### Exercise task
Print the entries below in their entirety, exactly as they are written.

### Source material
#####

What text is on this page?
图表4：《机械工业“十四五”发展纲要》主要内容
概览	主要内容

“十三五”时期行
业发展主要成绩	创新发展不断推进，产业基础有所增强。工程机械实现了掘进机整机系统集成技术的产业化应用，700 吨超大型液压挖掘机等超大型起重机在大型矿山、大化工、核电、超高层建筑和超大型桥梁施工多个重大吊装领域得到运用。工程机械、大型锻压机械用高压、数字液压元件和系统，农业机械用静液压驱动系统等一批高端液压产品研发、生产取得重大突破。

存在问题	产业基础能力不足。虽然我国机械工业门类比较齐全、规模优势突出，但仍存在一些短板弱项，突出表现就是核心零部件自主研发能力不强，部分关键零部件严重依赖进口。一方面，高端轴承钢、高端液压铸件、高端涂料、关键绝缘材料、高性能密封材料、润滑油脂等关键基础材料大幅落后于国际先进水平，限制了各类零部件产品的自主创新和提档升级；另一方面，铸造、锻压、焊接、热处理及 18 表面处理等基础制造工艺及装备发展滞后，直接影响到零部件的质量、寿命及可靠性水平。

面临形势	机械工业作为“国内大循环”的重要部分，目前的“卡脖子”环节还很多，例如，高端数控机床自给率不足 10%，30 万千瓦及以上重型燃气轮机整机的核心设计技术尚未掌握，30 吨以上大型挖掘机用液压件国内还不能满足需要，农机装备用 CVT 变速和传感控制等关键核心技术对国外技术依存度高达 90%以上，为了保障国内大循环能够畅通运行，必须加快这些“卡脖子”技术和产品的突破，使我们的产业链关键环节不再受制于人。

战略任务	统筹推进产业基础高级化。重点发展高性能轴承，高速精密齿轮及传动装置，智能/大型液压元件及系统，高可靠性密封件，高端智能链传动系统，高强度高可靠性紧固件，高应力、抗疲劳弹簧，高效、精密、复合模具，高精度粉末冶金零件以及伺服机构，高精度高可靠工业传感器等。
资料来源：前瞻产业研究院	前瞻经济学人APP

#####

### Answer to this exercise
What text is on this page?
图表4：《机械工业“十四五”发展纲要》主要内容
概览	主要内容

“十三五”时期行
业发展主要成绩	创新发展不断推进，产业基础有所增强。工程机械实现了掘进机整机系统集成技术的产业化应用，700 吨超大型液压挖掘机等超大型起重机在大型矿山、大化工、核电、超高层建筑和超大型桥梁施工多个重大吊装领域得到运用。工程机械、大型锻压机械用高压、数字液压元件和系统，农业机械用静液压驱动系统等一批高端液压产品研发、生产取得重大突破。

存在问题	产业基础能力不足。虽然我国机械工业门类比较齐全、规模优势突出，但仍存在一些短板弱项，突出表现就是核心零部件自主研发能力不强，部分关键零部件严重依赖进口。一方面，高端轴承钢、高端液压铸件、高端涂料、关键绝缘材料、高性能密封材料、润滑油脂等关键基础材料大幅落后于国际先进水平，限制了各类零部件产品的自主创新和提档升级；另一方面，铸造、锻压、焊接、热处理及 18 表面处理等基础制造工艺及装备发展滞后，直接影响到零部件的质量、寿命及可靠性水平。

面临形势	机械工业作为“国内大循环”的重要部分，目前的“卡脖子”环节还很多，例如，高端数控机床自给率不足 10%，30 万千瓦及以上重型燃气轮机整机的核心设计技术尚未掌握，30 吨以上大型挖掘机用液压件国内还不能满足需要，农机装备用 CVT 变速和传感控制等关键核心技术对国外技术依存度高达 90%以上，为了保障国内大循环能够畅通运行，必须加快这些“卡脖子”技术和产品的突破，使我们的产业链关键环节不再受制于人。

战略任务	统筹推进产业基础高级化。重点发展高性能轴承，高速精密齿轮及传动装置，智能/大型液压元件及系统，高可靠性密封件，高端智能链传动系统，高强度高可靠性紧固件，高应力、抗疲劳弹簧，高效、精密、复合模具，高精度粉末冶金零件以及伺服机构，高精度高可靠工业传感器等。
资料来源：前瞻产业研究院	前瞻经济学人APP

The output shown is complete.